Work to complete | Search the data for the word "dash". Reproduce every line where it is found.

Material to process |
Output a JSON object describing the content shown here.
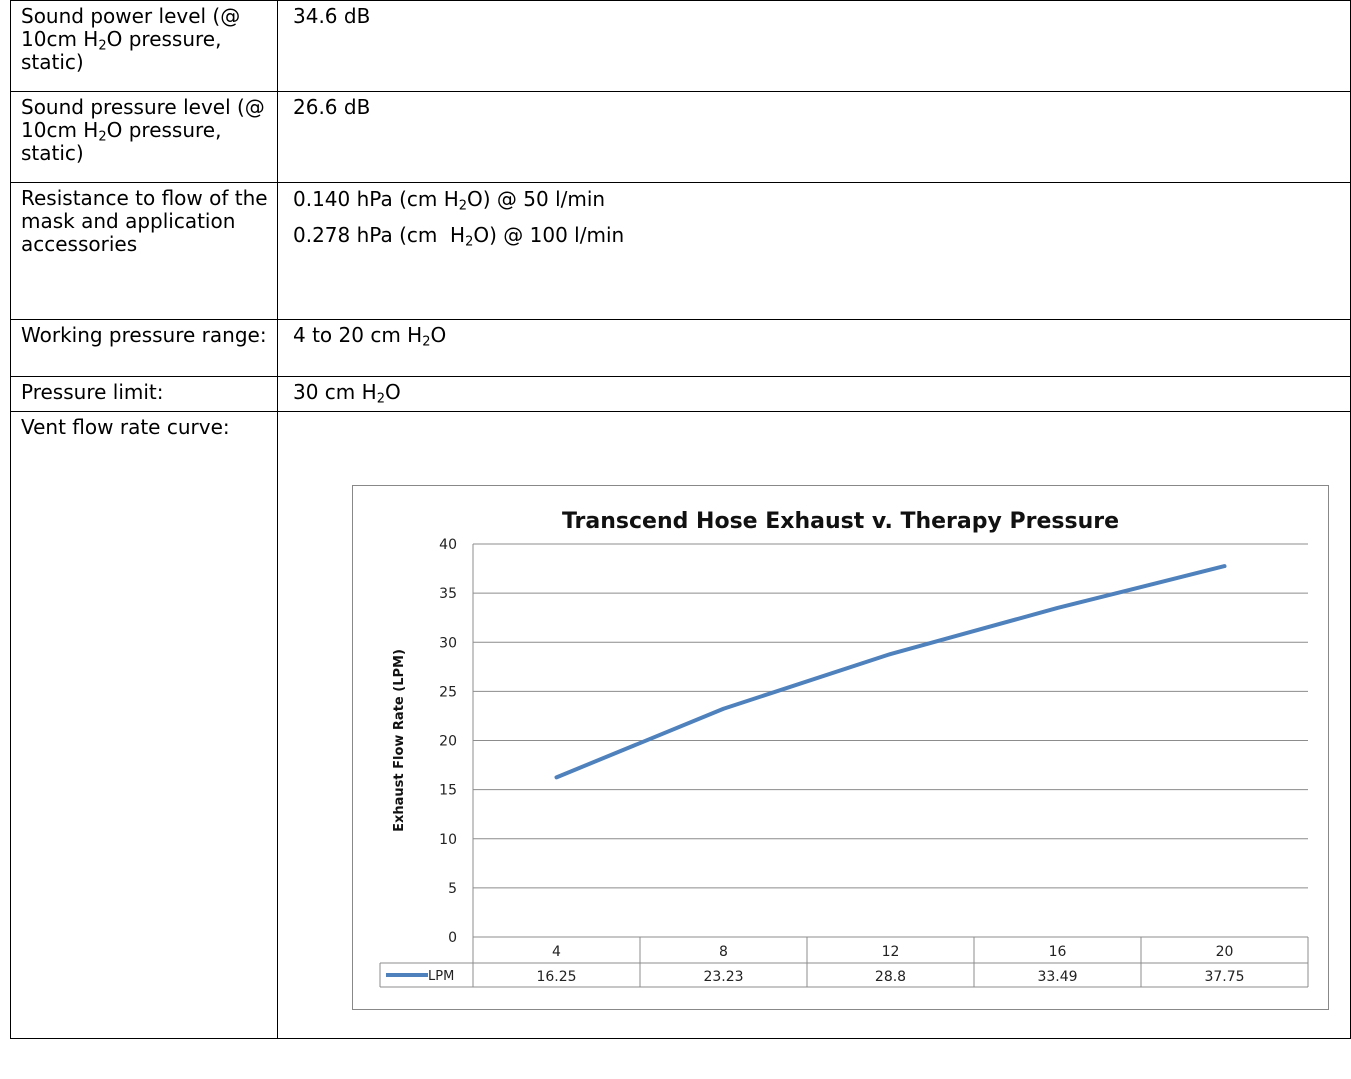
{
  "rows": [
    {
      "label": "Sound power level (@ 10cm H₂O pressure, static)",
      "value": "34.6 dB"
    },
    {
      "label": "Sound pressure level (@ 10cm H₂O pressure, static)",
      "value": "26.6 dB"
    },
    {
      "label": "Resistance to flow of the mask and application accessories",
      "value_lines": [
        "0.140 hPa (cm H₂O) @ 50 l/min",
        "0.278 hPa (cm  H₂O) @ 100 l/min"
      ]
    },
    {
      "label": "Working pressure range:",
      "value": "4 to 20 cm H₂O"
    },
    {
      "label": "Pressure limit:",
      "value": "30 cm H₂O"
    },
    {
      "label": "Vent flow rate curve:"
    }
  ],
  "chart_data": {
    "type": "line",
    "title": "Transcend Hose Exhaust v. Therapy Pressure",
    "xlabel": "",
    "ylabel": "Exhaust Flow Rate (LPM)",
    "categories": [
      "4",
      "8",
      "12",
      "16",
      "20"
    ],
    "series": [
      {
        "name": "LPM",
        "values": [
          16.25,
          23.23,
          28.8,
          33.49,
          37.75
        ],
        "color": "#4f81bd"
      }
    ],
    "ylim": [
      0,
      40
    ],
    "yticks": [
      0,
      5,
      10,
      15,
      20,
      25,
      30,
      35,
      40
    ],
    "data_table": true,
    "grid": true
  }
}
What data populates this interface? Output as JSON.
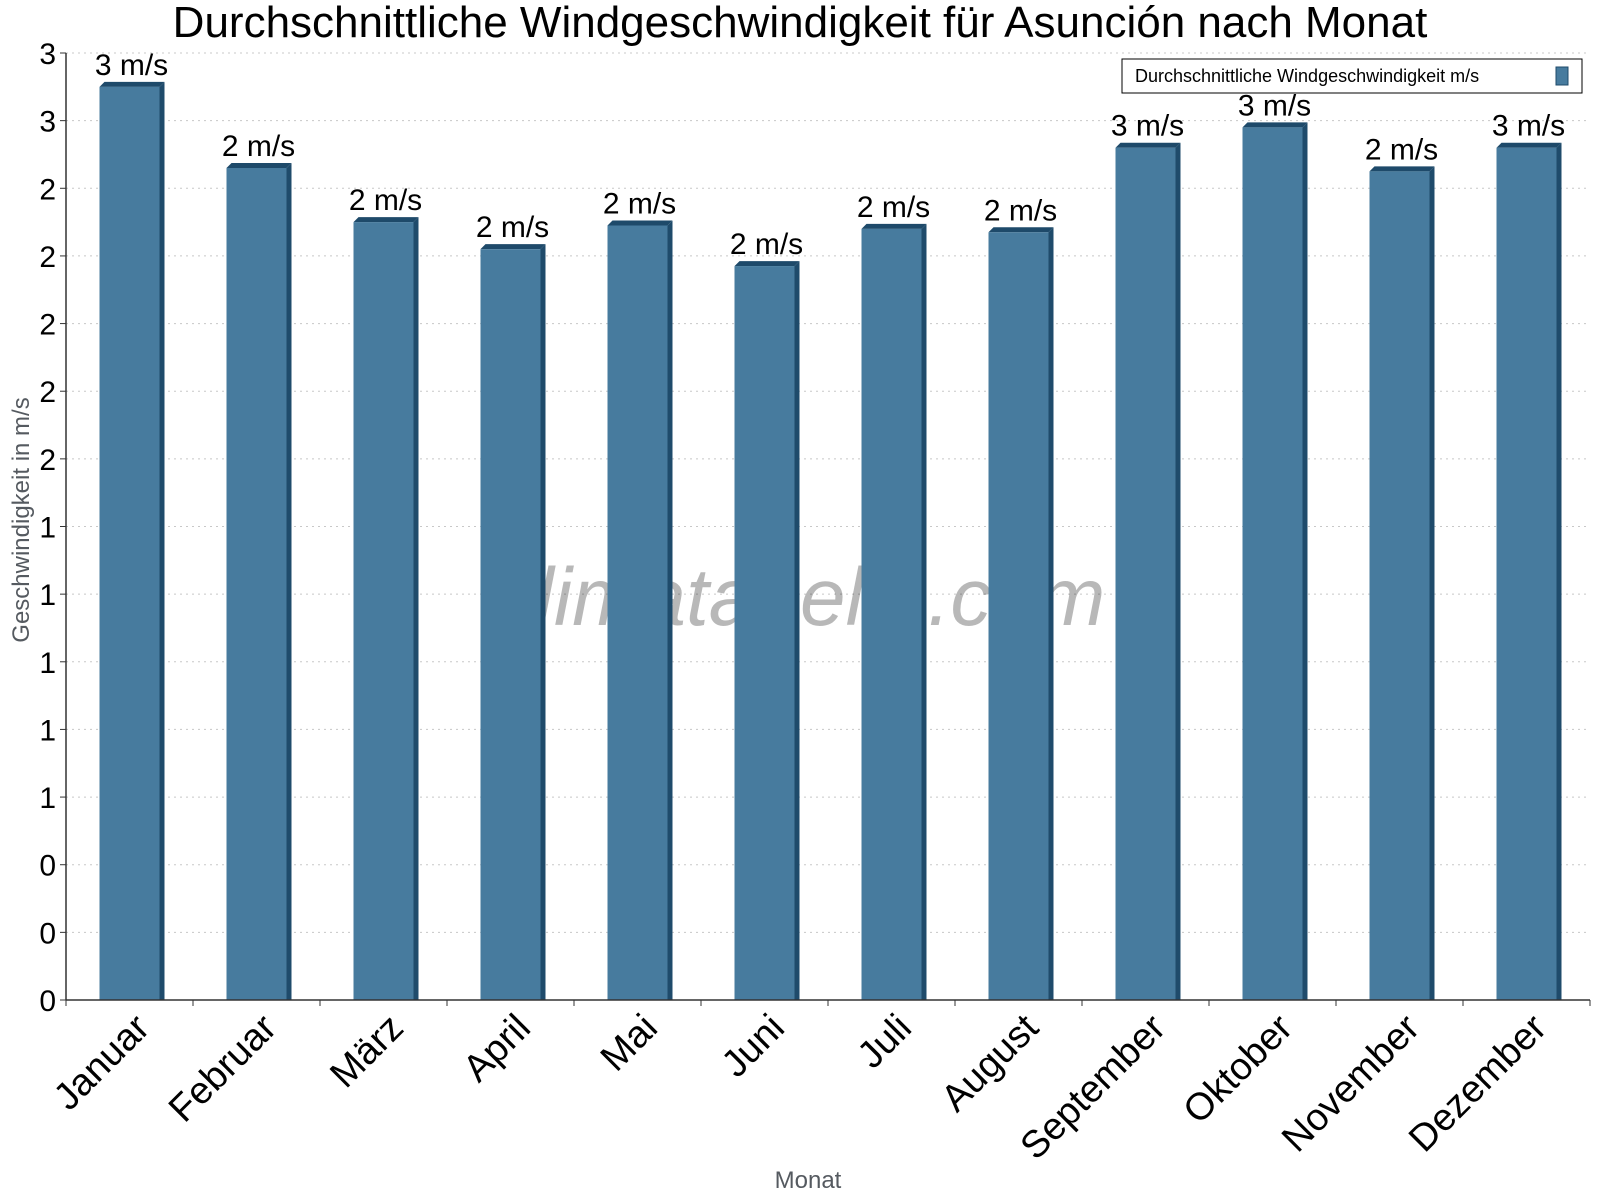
{
  "watermark": "klimatabelle.com",
  "colors": {
    "bar_front": "#477b9e",
    "bar_side": "#1f4b6b",
    "bar_top": "#1e4a6a",
    "grid": "#c8c8c8",
    "axis": "#333333"
  },
  "chart_data": {
    "type": "bar",
    "title": "Durchschnittliche Windgeschwindigkeit für Asunción nach Monat",
    "xlabel": "Monat",
    "ylabel": "Geschwindigkeit in m/s",
    "categories": [
      "Januar",
      "Februar",
      "März",
      "April",
      "Mai",
      "Juni",
      "Juli",
      "August",
      "September",
      "Oktober",
      "November",
      "Dezember"
    ],
    "series": [
      {
        "name": "Durchschnittliche Windgeschwindigkeit m/s",
        "values": [
          2.7,
          2.46,
          2.3,
          2.22,
          2.29,
          2.17,
          2.28,
          2.27,
          2.52,
          2.58,
          2.45,
          2.52
        ],
        "data_labels": [
          "3 m/s",
          "2 m/s",
          "2 m/s",
          "2 m/s",
          "2 m/s",
          "2 m/s",
          "2 m/s",
          "2 m/s",
          "3 m/s",
          "3 m/s",
          "2 m/s",
          "3 m/s"
        ]
      }
    ],
    "ylim": [
      0,
      2.8
    ],
    "yticks": [
      0,
      0.2,
      0.4,
      0.6,
      0.8,
      1.0,
      1.2,
      1.4,
      1.6,
      1.8,
      2.0,
      2.2,
      2.4,
      2.6,
      2.8
    ],
    "ytick_labels": [
      "0",
      "0",
      "0",
      "1",
      "1",
      "1",
      "1",
      "1",
      "2",
      "2",
      "2",
      "2",
      "2",
      "3",
      "3"
    ],
    "grid": true,
    "legend": "top-right"
  }
}
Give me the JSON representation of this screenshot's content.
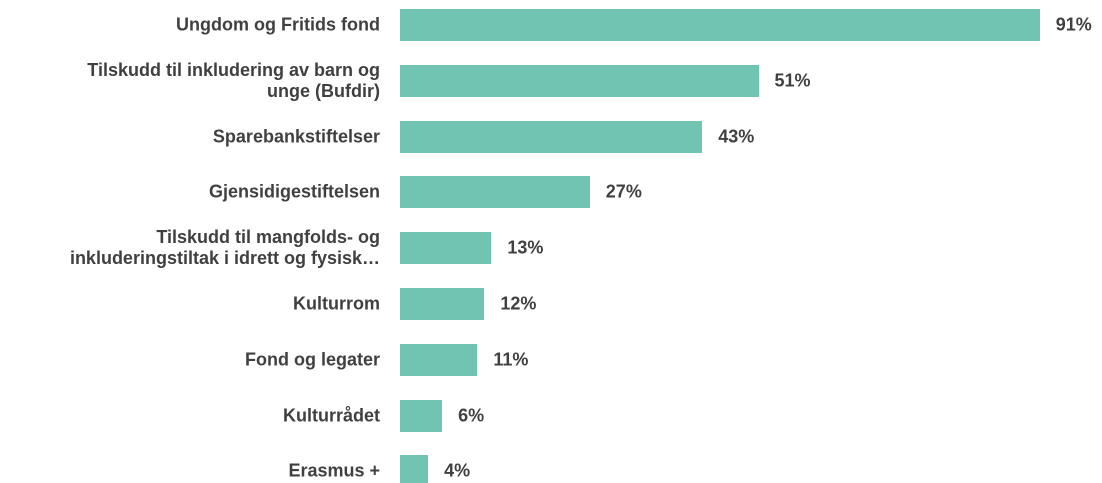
{
  "chart_data": {
    "type": "bar",
    "orientation": "horizontal",
    "color": "#72c4b2",
    "categories": [
      "Ungdom og Fritids fond",
      "Tilskudd til inkludering av barn og\nunge (Bufdir)",
      "Sparebankstiftelser",
      "Gjensidigestiftelsen",
      "Tilskudd til mangfolds- og\ninkluderingstiltak i idrett og fysisk…",
      "Kulturrom",
      "Fond og legater",
      "Kulturrådet",
      "Erasmus +"
    ],
    "values": [
      91,
      51,
      43,
      27,
      13,
      12,
      11,
      6,
      4
    ],
    "value_labels": [
      "91%",
      "51%",
      "43%",
      "27%",
      "13%",
      "12%",
      "11%",
      "6%",
      "4%"
    ]
  }
}
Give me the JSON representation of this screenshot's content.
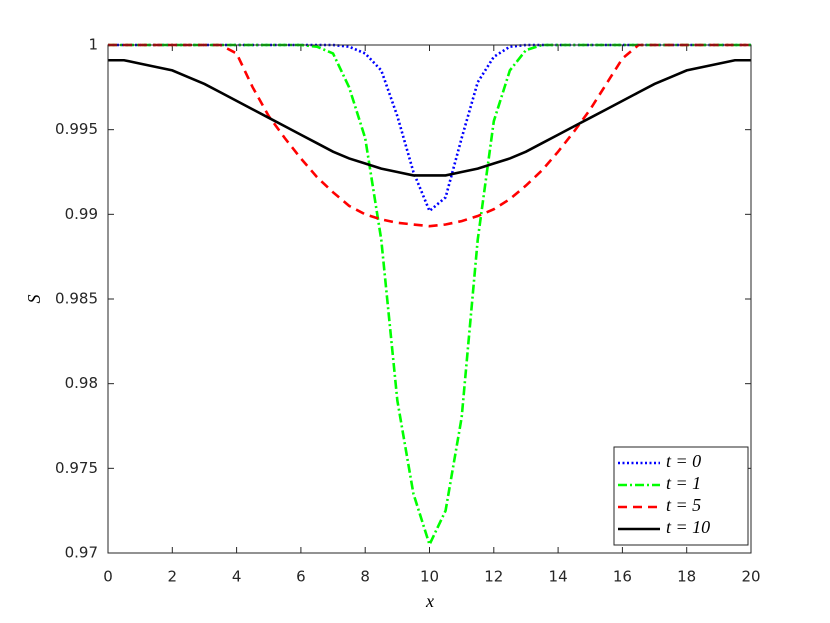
{
  "chart_data": {
    "type": "line",
    "xlabel": "x",
    "ylabel": "S",
    "x": [
      0,
      0.5,
      1,
      1.5,
      2,
      2.5,
      3,
      3.5,
      4,
      4.5,
      5,
      5.5,
      6,
      6.5,
      7,
      7.5,
      8,
      8.5,
      9,
      9.5,
      10,
      10.5,
      11,
      11.5,
      12,
      12.5,
      13,
      13.5,
      14,
      14.5,
      15,
      15.5,
      16,
      16.5,
      17,
      17.5,
      18,
      18.5,
      19,
      19.5,
      20
    ],
    "series": [
      {
        "name": "t = 0",
        "color": "#0000ff",
        "dash": "dotted",
        "values": [
          1,
          1,
          1,
          1,
          1,
          1,
          1,
          1,
          1,
          1,
          1,
          1,
          1,
          1,
          1,
          0.9999,
          0.9995,
          0.9985,
          0.9958,
          0.9925,
          0.9902,
          0.991,
          0.9945,
          0.9978,
          0.9993,
          0.9999,
          1,
          1,
          1,
          1,
          1,
          1,
          1,
          1,
          1,
          1,
          1,
          1,
          1,
          1,
          1
        ]
      },
      {
        "name": "t = 1",
        "color": "#00ff00",
        "dash": "dashdot",
        "values": [
          1,
          1,
          1,
          1,
          1,
          1,
          1,
          1,
          1,
          1,
          1,
          1,
          1,
          0.9999,
          0.9995,
          0.9975,
          0.9945,
          0.9885,
          0.979,
          0.9735,
          0.9705,
          0.9725,
          0.978,
          0.9885,
          0.9955,
          0.9985,
          0.9997,
          1,
          1,
          1,
          1,
          1,
          1,
          1,
          1,
          1,
          1,
          1,
          1,
          1,
          1
        ]
      },
      {
        "name": "t = 5",
        "color": "#ff0000",
        "dash": "dashed",
        "values": [
          1,
          1,
          1,
          1,
          1,
          1,
          1,
          1,
          0.9995,
          0.9975,
          0.9958,
          0.9945,
          0.9933,
          0.9922,
          0.9913,
          0.9905,
          0.99,
          0.9897,
          0.9895,
          0.9894,
          0.9893,
          0.9894,
          0.9896,
          0.9899,
          0.9903,
          0.9909,
          0.9917,
          0.9926,
          0.9937,
          0.9949,
          0.9962,
          0.9977,
          0.9992,
          1,
          1,
          1,
          1,
          1,
          1,
          1,
          1
        ]
      },
      {
        "name": "t = 10",
        "color": "#000000",
        "dash": "solid",
        "values": [
          0.9991,
          0.9991,
          0.9989,
          0.9987,
          0.9985,
          0.9981,
          0.9977,
          0.9972,
          0.9967,
          0.9962,
          0.9957,
          0.9952,
          0.9947,
          0.9942,
          0.9937,
          0.9933,
          0.993,
          0.9927,
          0.9925,
          0.9923,
          0.9923,
          0.9923,
          0.9925,
          0.9927,
          0.993,
          0.9933,
          0.9937,
          0.9942,
          0.9947,
          0.9952,
          0.9957,
          0.9962,
          0.9967,
          0.9972,
          0.9977,
          0.9981,
          0.9985,
          0.9987,
          0.9989,
          0.9991,
          0.9991
        ]
      }
    ],
    "xlim": [
      0,
      20
    ],
    "xticks": [
      0,
      2,
      4,
      6,
      8,
      10,
      12,
      14,
      16,
      18,
      20
    ],
    "ylim": [
      0.97,
      1
    ],
    "yticks": [
      0.97,
      0.975,
      0.98,
      0.985,
      0.99,
      0.995,
      1
    ],
    "grid": false,
    "legend": "lower right"
  }
}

Solution for this exercise |
        "dash": "dotted",
        "dash": "dashdot",
        "dash": "dashed",
        "dash": "solid",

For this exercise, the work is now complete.